→ **What you will do**
Return the material below in full and exactly.

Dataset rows
....

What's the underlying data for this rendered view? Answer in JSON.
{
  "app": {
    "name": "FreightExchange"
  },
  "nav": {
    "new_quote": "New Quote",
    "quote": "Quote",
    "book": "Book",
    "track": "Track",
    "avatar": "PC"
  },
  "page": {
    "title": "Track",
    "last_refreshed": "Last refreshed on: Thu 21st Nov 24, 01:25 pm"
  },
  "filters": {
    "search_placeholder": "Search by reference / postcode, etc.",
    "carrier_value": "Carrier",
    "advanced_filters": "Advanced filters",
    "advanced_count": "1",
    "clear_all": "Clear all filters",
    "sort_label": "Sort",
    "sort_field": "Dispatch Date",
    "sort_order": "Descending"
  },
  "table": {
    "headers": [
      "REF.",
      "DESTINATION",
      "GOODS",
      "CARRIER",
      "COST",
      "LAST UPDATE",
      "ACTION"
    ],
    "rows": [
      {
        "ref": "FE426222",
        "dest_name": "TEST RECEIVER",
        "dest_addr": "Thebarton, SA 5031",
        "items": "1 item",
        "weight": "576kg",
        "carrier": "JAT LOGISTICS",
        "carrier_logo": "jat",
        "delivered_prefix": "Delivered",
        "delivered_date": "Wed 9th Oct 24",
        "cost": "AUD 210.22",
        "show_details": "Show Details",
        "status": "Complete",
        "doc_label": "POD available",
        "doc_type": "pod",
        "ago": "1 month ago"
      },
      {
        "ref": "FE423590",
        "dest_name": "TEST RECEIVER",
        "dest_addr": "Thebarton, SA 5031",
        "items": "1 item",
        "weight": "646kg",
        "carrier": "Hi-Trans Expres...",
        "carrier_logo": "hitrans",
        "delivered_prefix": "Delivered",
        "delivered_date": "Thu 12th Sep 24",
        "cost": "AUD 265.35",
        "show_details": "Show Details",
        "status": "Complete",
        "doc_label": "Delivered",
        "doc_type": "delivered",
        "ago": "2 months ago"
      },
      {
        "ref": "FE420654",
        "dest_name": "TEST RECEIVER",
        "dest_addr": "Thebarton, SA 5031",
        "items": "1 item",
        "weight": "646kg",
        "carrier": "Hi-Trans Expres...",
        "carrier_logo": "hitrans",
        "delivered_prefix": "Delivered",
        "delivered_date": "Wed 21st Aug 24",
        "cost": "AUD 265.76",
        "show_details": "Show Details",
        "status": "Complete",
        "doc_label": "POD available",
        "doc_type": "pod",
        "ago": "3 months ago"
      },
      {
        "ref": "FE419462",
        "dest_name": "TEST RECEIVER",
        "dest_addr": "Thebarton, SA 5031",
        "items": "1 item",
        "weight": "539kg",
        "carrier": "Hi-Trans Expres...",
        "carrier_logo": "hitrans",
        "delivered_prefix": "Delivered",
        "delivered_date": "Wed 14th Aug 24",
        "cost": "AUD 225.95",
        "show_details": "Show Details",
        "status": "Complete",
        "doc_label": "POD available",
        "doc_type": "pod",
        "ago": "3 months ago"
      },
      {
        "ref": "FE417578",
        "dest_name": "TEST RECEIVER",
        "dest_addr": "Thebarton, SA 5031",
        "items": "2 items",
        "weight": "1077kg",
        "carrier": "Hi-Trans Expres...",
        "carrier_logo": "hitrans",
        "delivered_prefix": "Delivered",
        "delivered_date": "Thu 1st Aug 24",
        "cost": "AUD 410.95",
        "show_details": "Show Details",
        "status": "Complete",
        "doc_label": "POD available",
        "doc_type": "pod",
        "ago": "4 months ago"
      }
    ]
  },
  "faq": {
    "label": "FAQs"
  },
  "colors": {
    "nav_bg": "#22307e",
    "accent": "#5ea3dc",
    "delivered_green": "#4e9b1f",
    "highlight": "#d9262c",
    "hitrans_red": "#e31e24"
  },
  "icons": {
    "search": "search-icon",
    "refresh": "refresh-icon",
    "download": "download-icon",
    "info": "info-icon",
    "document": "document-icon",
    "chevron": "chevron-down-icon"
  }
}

....

→ **The answer**
What's the underlying data for this rendered view? Answer in JSON.
{
  "app": {
    "name": "FreightExchange"
  },
  "nav": {
    "new_quote": "New Quote",
    "quote": "Quote",
    "book": "Book",
    "track": "Track",
    "avatar": "PC"
  },
  "page": {
    "title": "Track",
    "last_refreshed": "Last refreshed on: Thu 21st Nov 24, 01:25 pm"
  },
  "filters": {
    "search_placeholder": "Search by reference / postcode, etc.",
    "carrier_value": "Carrier",
    "advanced_filters": "Advanced filters",
    "advanced_count": "1",
    "clear_all": "Clear all filters",
    "sort_label": "Sort",
    "sort_field": "Dispatch Date",
    "sort_order": "Descending"
  },
  "table": {
    "headers": [
      "REF.",
      "DESTINATION",
      "GOODS",
      "CARRIER",
      "COST",
      "LAST UPDATE",
      "ACTION"
    ],
    "rows": [
      {
        "ref": "FE426222",
        "dest_name": "TEST RECEIVER",
        "dest_addr": "Thebarton, SA 5031",
        "items": "1 item",
        "weight": "576kg",
        "carrier": "JAT LOGISTICS",
        "carrier_logo": "jat",
        "delivered_prefix": "Delivered",
        "delivered_date": "Wed 9th Oct 24",
        "cost": "AUD 210.22",
        "show_details": "Show Details",
        "status": "Complete",
        "doc_label": "POD available",
        "doc_type": "pod",
        "ago": "1 month ago"
      },
      {
        "ref": "FE423590",
        "dest_name": "TEST RECEIVER",
        "dest_addr": "Thebarton, SA 5031",
        "items": "1 item",
        "weight": "646kg",
        "carrier": "Hi-Trans Expres...",
        "carrier_logo": "hitrans",
        "delivered_prefix": "Delivered",
        "delivered_date": "Thu 12th Sep 24",
        "cost": "AUD 265.35",
        "show_details": "Show Details",
        "status": "Complete",
        "doc_label": "Delivered",
        "doc_type": "delivered",
        "ago": "2 months ago"
      },
      {
        "ref": "FE420654",
        "dest_name": "TEST RECEIVER",
        "dest_addr": "Thebarton, SA 5031",
        "items": "1 item",
        "weight": "646kg",
        "carrier": "Hi-Trans Expres...",
        "carrier_logo": "hitrans",
        "delivered_prefix": "Delivered",
        "delivered_date": "Wed 21st Aug 24",
        "cost": "AUD 265.76",
        "show_details": "Show Details",
        "status": "Complete",
        "doc_label": "POD available",
        "doc_type": "pod",
        "ago": "3 months ago"
      },
      {
        "ref": "FE419462",
        "dest_name": "TEST RECEIVER",
        "dest_addr": "Thebarton, SA 5031",
        "items": "1 item",
        "weight": "539kg",
        "carrier": "Hi-Trans Expres...",
        "carrier_logo": "hitrans",
        "delivered_prefix": "Delivered",
        "delivered_date": "Wed 14th Aug 24",
        "cost": "AUD 225.95",
        "show_details": "Show Details",
        "status": "Complete",
        "doc_label": "POD available",
        "doc_type": "pod",
        "ago": "3 months ago"
      },
      {
        "ref": "FE417578",
        "dest_name": "TEST RECEIVER",
        "dest_addr": "Thebarton, SA 5031",
        "items": "2 items",
        "weight": "1077kg",
        "carrier": "Hi-Trans Expres...",
        "carrier_logo": "hitrans",
        "delivered_prefix": "Delivered",
        "delivered_date": "Thu 1st Aug 24",
        "cost": "AUD 410.95",
        "show_details": "Show Details",
        "status": "Complete",
        "doc_label": "POD available",
        "doc_type": "pod",
        "ago": "4 months ago"
      }
    ]
  },
  "faq": {
    "label": "FAQs"
  },
  "colors": {
    "nav_bg": "#22307e",
    "accent": "#5ea3dc",
    "delivered_green": "#4e9b1f",
    "highlight": "#d9262c",
    "hitrans_red": "#e31e24"
  },
  "icons": {
    "search": "search-icon",
    "refresh": "refresh-icon",
    "download": "download-icon",
    "info": "info-icon",
    "document": "document-icon",
    "chevron": "chevron-down-icon"
  }
}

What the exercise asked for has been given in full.